====== MATERIAL TO PROCESS ======

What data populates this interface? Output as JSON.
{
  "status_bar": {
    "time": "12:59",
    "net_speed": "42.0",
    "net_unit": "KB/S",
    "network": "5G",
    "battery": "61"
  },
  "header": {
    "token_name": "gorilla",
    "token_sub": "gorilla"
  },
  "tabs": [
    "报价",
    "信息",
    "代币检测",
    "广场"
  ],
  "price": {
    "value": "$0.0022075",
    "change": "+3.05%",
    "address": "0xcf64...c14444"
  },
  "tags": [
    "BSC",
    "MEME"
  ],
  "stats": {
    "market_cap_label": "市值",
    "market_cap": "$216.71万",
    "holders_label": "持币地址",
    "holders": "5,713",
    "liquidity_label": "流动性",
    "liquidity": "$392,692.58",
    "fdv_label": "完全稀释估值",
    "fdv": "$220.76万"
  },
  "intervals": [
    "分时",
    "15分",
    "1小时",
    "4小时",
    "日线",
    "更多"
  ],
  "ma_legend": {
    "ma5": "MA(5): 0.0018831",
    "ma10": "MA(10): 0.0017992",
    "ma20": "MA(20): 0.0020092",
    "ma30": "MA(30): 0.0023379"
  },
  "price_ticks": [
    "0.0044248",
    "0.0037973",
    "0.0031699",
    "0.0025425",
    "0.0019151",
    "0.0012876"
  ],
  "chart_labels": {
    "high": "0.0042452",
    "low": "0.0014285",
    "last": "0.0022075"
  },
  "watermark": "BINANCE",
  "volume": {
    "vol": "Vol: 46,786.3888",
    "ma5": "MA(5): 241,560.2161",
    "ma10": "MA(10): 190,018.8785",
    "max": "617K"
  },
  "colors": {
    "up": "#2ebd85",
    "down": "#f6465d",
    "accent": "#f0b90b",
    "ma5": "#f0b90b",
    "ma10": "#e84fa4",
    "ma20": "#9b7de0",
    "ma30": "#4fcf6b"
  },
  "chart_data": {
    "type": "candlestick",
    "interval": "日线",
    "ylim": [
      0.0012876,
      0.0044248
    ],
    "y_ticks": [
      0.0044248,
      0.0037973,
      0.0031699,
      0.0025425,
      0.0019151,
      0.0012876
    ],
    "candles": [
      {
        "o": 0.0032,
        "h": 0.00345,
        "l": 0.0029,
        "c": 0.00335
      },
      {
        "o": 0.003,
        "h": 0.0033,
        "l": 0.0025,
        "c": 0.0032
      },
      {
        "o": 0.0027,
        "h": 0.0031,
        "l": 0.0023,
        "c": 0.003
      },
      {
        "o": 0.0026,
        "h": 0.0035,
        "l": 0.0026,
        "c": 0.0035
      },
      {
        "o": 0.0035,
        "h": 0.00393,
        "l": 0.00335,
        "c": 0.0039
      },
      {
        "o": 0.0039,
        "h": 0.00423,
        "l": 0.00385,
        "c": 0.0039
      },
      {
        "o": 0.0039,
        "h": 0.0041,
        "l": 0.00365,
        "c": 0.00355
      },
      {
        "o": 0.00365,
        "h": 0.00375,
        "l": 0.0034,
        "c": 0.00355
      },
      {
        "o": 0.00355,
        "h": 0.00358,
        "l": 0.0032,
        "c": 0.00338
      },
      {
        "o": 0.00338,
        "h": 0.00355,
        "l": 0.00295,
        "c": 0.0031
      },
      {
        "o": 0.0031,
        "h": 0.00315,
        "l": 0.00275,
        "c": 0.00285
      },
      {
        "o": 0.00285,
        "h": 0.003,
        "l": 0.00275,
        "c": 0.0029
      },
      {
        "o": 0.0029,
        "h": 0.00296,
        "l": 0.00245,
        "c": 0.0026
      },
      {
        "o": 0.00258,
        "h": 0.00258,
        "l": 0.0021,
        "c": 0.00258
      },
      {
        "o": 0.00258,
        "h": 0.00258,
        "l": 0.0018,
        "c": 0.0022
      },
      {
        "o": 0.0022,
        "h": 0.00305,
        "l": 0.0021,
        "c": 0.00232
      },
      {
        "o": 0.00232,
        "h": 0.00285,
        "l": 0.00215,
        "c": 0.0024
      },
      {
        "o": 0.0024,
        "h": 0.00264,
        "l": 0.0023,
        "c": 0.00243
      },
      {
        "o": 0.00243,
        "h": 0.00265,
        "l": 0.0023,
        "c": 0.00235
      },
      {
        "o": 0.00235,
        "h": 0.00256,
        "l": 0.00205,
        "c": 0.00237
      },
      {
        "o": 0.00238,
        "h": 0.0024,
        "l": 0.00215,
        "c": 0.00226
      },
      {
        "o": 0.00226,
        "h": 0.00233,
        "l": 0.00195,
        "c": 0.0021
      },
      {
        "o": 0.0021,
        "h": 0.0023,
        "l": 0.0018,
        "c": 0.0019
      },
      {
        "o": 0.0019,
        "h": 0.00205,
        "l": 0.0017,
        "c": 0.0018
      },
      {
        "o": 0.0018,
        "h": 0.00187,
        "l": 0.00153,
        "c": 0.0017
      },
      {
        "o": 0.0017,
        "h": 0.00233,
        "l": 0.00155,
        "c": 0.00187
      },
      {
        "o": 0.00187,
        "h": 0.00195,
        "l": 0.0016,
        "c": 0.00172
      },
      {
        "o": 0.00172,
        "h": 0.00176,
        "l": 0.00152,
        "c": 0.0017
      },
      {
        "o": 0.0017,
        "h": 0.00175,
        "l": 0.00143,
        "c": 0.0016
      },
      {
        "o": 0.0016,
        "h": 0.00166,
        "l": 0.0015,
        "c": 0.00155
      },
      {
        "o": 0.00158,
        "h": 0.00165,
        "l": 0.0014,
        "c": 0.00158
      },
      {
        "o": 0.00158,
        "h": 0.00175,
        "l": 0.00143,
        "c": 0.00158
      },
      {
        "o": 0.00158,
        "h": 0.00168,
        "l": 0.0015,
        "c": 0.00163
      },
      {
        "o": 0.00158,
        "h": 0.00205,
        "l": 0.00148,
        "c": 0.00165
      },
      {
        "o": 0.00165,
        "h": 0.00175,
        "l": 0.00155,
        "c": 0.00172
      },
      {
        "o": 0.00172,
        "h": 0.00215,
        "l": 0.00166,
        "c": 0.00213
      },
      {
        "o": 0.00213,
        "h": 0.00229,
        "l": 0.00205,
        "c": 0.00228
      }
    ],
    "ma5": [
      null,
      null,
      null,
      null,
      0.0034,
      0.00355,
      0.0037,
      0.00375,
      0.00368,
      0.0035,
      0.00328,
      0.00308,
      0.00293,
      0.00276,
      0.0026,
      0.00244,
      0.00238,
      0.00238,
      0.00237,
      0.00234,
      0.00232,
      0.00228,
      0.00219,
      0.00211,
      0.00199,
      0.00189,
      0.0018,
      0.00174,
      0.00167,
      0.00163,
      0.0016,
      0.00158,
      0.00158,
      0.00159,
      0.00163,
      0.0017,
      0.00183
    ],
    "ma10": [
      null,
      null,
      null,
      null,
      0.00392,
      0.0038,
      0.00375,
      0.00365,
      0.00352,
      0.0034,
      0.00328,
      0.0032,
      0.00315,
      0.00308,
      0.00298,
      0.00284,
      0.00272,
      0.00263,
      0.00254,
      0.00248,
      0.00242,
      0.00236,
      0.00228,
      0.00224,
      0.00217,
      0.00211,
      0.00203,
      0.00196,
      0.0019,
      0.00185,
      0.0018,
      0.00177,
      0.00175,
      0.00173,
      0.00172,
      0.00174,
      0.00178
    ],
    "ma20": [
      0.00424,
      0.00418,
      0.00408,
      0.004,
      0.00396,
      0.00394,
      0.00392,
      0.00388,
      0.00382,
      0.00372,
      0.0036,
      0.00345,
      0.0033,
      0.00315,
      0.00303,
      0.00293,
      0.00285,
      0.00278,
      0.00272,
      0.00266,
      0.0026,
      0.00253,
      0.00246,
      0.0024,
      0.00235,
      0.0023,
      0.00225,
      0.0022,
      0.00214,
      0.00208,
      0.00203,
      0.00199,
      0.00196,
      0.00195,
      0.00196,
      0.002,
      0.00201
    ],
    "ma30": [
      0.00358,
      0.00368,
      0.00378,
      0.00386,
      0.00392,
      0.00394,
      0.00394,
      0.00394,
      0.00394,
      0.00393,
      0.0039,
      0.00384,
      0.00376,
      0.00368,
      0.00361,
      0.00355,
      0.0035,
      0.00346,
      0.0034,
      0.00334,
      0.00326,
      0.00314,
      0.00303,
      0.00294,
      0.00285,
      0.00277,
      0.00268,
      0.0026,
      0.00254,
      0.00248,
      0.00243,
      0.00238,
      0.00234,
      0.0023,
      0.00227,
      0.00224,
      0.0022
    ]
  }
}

======

• _EXERCISE_:
Pick out all lines containing the string "gorilla".

• _EXERCISE SOLUTION_:
    "token_name": "gorilla",
    "token_sub": "gorilla"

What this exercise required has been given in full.